▸ DIRECTIVE: Single out each line with the word "глубокого" and copy it.

▸ AVAILABLE RECORDS:

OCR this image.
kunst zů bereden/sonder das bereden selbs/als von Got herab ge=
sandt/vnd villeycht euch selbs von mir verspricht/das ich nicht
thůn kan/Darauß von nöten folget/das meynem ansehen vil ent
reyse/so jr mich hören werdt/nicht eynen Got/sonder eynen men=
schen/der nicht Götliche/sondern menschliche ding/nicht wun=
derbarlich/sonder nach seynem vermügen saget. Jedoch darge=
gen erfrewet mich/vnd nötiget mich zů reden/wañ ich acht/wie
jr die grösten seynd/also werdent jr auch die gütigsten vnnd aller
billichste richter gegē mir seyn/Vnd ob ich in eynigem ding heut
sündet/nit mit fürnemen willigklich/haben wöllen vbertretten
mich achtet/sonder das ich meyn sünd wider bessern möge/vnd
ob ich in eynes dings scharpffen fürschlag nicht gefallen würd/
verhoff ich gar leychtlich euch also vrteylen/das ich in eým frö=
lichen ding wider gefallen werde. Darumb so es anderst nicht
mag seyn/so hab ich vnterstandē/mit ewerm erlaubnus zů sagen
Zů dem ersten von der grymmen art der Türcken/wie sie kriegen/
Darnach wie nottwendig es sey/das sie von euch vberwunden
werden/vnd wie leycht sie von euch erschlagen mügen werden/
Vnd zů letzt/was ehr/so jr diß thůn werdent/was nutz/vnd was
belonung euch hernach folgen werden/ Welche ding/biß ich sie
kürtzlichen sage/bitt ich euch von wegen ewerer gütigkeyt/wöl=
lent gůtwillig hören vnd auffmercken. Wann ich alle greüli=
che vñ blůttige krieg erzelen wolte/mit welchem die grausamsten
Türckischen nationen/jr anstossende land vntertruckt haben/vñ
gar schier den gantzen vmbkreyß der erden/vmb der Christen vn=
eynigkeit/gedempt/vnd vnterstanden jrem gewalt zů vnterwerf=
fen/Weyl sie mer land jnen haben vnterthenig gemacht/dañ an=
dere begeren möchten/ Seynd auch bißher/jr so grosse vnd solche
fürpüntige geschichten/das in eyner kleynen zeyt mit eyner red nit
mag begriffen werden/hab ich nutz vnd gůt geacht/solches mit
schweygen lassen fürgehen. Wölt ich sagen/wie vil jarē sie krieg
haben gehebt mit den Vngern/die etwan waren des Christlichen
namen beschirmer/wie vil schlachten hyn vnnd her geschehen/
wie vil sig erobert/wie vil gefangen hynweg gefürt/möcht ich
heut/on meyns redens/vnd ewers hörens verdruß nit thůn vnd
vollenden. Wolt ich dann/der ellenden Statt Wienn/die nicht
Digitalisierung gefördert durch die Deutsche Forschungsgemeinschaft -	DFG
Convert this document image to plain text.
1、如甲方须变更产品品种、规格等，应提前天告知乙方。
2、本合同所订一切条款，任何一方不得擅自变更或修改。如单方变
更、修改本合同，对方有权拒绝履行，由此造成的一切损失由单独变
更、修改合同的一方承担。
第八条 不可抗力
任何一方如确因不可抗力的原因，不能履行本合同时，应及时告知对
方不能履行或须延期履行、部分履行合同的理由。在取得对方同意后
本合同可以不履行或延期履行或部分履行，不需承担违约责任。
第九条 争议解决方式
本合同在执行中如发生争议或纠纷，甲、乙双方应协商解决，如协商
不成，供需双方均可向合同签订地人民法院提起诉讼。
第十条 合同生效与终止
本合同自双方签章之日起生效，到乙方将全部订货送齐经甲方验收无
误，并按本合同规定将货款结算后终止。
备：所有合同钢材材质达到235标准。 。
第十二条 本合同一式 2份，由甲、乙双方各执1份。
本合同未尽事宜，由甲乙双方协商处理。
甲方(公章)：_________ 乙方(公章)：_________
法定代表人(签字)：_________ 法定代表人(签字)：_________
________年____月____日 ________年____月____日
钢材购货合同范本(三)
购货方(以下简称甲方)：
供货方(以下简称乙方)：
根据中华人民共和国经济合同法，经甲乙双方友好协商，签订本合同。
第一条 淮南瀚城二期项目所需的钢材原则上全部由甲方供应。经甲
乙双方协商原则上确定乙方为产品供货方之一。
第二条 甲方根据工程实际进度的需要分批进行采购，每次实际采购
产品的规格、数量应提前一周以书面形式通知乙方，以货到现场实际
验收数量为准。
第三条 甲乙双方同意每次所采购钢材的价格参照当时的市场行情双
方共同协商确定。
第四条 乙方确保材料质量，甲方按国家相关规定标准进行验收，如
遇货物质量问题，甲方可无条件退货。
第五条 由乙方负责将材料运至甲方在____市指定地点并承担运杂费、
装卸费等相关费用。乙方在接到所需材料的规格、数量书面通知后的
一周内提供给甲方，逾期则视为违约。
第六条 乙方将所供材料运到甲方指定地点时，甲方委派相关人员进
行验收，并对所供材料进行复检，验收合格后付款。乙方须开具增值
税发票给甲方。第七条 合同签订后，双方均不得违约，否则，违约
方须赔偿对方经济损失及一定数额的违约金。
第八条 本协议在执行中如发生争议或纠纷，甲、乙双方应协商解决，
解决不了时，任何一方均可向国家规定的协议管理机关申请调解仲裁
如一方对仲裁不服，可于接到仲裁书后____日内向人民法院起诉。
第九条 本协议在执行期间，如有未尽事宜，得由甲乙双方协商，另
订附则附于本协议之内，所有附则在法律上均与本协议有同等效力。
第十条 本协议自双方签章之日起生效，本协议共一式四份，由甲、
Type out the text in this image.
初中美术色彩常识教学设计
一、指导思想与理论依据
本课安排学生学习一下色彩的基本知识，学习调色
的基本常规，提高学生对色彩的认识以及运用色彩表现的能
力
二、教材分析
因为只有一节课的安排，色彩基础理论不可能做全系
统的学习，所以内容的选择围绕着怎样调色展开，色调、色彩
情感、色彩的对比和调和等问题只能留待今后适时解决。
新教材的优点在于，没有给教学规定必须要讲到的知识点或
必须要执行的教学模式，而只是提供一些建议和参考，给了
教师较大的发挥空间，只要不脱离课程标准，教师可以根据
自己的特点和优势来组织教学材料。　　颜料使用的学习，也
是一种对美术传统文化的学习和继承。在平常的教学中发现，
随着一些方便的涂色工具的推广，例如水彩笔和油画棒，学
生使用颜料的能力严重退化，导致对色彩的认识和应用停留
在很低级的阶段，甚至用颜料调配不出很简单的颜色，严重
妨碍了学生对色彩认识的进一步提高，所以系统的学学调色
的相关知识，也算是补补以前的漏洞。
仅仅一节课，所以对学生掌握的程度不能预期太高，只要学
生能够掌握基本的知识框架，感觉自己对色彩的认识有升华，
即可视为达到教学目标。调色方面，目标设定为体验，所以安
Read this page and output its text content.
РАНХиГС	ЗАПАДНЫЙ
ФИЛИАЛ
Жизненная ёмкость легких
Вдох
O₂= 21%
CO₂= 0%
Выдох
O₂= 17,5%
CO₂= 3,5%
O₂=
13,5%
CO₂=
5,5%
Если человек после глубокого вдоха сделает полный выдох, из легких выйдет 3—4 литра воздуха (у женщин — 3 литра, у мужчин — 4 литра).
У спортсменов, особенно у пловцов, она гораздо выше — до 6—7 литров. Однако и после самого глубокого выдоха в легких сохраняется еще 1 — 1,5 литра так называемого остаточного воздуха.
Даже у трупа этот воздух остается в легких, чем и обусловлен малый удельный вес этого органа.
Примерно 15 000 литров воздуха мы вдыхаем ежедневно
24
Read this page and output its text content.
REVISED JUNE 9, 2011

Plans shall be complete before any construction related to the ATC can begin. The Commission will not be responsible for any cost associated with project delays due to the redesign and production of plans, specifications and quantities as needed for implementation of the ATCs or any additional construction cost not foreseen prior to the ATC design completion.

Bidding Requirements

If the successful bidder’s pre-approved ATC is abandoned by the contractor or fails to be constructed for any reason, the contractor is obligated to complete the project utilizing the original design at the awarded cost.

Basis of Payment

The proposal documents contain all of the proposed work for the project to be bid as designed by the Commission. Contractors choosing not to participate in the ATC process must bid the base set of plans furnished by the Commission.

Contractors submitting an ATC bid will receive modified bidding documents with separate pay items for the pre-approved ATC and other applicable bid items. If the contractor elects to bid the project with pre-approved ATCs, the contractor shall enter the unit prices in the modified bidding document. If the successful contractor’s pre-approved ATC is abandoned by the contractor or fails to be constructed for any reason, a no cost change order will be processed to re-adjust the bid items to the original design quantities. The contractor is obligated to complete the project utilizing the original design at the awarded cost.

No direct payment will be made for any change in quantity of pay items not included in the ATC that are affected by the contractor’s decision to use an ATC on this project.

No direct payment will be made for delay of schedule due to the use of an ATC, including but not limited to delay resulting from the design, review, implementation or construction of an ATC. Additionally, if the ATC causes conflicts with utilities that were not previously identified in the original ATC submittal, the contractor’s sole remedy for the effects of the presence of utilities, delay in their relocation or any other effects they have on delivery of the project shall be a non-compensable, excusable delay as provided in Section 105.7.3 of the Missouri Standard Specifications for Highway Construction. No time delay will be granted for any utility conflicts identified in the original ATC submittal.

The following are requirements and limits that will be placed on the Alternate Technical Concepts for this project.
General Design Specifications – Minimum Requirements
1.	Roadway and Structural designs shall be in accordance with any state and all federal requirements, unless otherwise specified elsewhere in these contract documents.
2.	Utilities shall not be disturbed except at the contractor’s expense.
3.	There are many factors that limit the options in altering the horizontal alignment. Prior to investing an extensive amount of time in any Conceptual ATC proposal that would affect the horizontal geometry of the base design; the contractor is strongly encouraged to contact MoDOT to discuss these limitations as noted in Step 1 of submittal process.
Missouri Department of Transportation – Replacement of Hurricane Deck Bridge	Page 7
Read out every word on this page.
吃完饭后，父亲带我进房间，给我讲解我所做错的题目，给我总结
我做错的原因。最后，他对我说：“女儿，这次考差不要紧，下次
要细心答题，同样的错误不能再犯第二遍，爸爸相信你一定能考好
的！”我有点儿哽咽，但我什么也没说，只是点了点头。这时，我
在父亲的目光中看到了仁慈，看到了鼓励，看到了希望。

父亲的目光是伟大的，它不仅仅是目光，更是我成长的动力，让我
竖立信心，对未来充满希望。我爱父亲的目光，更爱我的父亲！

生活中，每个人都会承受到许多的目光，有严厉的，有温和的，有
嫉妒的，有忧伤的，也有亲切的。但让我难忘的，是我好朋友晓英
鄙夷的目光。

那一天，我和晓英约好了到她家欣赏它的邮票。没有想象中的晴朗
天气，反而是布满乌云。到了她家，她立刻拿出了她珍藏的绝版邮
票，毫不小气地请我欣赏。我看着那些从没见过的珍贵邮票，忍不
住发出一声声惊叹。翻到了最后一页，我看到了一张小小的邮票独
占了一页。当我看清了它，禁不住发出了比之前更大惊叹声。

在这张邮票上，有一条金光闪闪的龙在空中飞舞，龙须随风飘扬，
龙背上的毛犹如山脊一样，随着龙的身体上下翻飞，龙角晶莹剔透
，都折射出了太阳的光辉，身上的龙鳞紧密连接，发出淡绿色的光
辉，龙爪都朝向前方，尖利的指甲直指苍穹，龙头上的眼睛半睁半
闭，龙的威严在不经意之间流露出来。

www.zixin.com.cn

▸ REPLY TO THE EXERCISE:
Если человек после глубокого вдоха сделает полный выдох, из легких выйдет 3—4 литра воздуха (у женщин — 3 литра, у мужчин — 4 литра).
У спортсменов, особенно у пловцов, она гораздо выше — до 6—7 литров. Однако и после самого глубокого выдоха в легких сохраняется еще 1 — 1,5 литра так называемого остаточного воздуха.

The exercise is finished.